[Data listing start]
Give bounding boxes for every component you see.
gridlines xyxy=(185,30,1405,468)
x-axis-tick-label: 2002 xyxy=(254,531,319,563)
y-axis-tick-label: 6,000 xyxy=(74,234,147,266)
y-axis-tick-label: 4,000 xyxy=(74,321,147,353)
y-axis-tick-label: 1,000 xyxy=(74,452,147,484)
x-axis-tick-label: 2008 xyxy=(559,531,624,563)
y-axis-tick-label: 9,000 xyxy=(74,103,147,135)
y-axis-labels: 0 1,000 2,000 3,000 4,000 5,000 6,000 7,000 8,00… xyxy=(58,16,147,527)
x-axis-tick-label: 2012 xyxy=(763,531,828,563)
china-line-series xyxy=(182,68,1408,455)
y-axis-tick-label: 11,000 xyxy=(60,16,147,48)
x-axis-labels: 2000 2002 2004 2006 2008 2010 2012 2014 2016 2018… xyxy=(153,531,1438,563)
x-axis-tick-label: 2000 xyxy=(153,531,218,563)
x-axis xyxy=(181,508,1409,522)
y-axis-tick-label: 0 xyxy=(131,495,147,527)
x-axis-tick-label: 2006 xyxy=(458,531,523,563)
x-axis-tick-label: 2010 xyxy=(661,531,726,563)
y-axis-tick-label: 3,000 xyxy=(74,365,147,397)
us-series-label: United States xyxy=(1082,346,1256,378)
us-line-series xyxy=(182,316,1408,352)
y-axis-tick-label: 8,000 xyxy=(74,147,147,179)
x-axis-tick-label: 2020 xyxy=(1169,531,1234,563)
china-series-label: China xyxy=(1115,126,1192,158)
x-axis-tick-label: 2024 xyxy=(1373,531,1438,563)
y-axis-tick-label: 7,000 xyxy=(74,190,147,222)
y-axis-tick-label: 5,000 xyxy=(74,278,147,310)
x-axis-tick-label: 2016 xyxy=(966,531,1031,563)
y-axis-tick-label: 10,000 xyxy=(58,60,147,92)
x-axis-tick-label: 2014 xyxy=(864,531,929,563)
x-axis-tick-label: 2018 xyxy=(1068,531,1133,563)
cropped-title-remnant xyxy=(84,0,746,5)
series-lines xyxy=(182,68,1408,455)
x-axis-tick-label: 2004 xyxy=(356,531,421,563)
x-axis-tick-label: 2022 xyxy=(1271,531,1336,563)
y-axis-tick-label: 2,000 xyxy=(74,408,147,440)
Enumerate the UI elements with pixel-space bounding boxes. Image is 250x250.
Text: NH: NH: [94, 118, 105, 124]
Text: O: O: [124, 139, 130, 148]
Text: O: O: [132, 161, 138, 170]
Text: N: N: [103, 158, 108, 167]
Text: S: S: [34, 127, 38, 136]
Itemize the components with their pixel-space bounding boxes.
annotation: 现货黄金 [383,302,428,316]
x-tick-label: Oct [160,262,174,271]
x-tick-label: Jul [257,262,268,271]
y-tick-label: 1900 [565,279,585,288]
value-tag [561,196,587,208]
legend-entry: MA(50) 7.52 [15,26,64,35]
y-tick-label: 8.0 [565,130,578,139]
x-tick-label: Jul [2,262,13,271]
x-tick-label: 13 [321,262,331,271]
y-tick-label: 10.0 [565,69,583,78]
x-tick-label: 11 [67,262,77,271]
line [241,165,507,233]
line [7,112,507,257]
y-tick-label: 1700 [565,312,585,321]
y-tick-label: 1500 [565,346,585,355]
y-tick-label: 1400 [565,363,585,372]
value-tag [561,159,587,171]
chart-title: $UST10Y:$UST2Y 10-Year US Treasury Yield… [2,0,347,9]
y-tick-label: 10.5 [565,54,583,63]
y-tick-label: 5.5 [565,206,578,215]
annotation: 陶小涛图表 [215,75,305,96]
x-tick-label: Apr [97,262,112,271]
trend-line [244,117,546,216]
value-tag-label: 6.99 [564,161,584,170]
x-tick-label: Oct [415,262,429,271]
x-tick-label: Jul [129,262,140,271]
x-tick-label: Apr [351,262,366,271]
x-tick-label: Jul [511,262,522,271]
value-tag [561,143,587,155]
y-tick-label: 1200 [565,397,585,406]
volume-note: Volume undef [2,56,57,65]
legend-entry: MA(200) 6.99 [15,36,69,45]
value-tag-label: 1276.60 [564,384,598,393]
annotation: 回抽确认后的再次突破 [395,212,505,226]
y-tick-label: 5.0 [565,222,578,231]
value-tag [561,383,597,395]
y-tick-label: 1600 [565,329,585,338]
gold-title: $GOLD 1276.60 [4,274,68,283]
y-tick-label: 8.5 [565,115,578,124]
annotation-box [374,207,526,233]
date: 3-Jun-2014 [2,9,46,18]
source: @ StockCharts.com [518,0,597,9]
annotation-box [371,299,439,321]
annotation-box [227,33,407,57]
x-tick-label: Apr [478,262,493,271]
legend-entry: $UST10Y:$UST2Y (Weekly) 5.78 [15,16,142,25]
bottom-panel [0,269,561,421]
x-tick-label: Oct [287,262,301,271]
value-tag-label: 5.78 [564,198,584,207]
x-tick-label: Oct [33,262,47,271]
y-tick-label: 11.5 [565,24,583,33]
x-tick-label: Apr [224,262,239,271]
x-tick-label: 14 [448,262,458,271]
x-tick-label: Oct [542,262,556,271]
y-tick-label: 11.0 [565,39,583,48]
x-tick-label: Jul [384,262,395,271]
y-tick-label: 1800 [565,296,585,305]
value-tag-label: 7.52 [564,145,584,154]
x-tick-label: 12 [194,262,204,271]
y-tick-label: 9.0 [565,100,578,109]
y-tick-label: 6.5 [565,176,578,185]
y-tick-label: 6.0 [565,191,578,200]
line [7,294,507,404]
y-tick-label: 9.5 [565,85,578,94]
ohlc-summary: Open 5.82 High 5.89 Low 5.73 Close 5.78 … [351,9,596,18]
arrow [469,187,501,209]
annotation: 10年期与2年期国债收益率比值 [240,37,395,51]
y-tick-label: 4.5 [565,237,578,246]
[Data listing end]
• _Exercise task_: Could you copy out everything from the very first of the entries above down to and including the line that contains "Text: NH: NH: [94, 118, 105, 124]"?

• _Answer to this problem_:
Give bounding boxes for every component you see.
gridlines xyxy=(185,30,1405,468)
x-axis-tick-label: 2002 xyxy=(254,531,319,563)
y-axis-tick-label: 6,000 xyxy=(74,234,147,266)
y-axis-tick-label: 4,000 xyxy=(74,321,147,353)
y-axis-tick-label: 1,000 xyxy=(74,452,147,484)
x-axis-tick-label: 2008 xyxy=(559,531,624,563)
y-axis-tick-label: 9,000 xyxy=(74,103,147,135)
y-axis-labels: 0 1,000 2,000 3,000 4,000 5,000 6,000 7,000 8,00… xyxy=(58,16,147,527)
x-axis-tick-label: 2012 xyxy=(763,531,828,563)
china-line-series xyxy=(182,68,1408,455)
y-axis-tick-label: 11,000 xyxy=(60,16,147,48)
x-axis-labels: 2000 2002 2004 2006 2008 2010 2012 2014 2016 2018… xyxy=(153,531,1438,563)
x-axis-tick-label: 2000 xyxy=(153,531,218,563)
x-axis xyxy=(181,508,1409,522)
y-axis-tick-label: 0 xyxy=(131,495,147,527)
x-axis-tick-label: 2006 xyxy=(458,531,523,563)
x-axis-tick-label: 2010 xyxy=(661,531,726,563)
y-axis-tick-label: 3,000 xyxy=(74,365,147,397)
us-series-label: United States xyxy=(1082,346,1256,378)
us-line-series xyxy=(182,316,1408,352)
y-axis-tick-label: 8,000 xyxy=(74,147,147,179)
x-axis-tick-label: 2020 xyxy=(1169,531,1234,563)
china-series-label: China xyxy=(1115,126,1192,158)
x-axis-tick-label: 2024 xyxy=(1373,531,1438,563)
y-axis-tick-label: 7,000 xyxy=(74,190,147,222)
y-axis-tick-label: 5,000 xyxy=(74,278,147,310)
x-axis-tick-label: 2016 xyxy=(966,531,1031,563)
y-axis-tick-label: 10,000 xyxy=(58,60,147,92)
x-axis-tick-label: 2014 xyxy=(864,531,929,563)
x-axis-tick-label: 2018 xyxy=(1068,531,1133,563)
cropped-title-remnant xyxy=(84,0,746,5)
series-lines xyxy=(182,68,1408,455)
x-axis-tick-label: 2004 xyxy=(356,531,421,563)
x-axis-tick-label: 2022 xyxy=(1271,531,1336,563)
y-axis-tick-label: 2,000 xyxy=(74,408,147,440)
Enumerate the UI elements with pixel-space bounding boxes. Image is 250x250.
Text: NH: NH: [94, 118, 105, 124]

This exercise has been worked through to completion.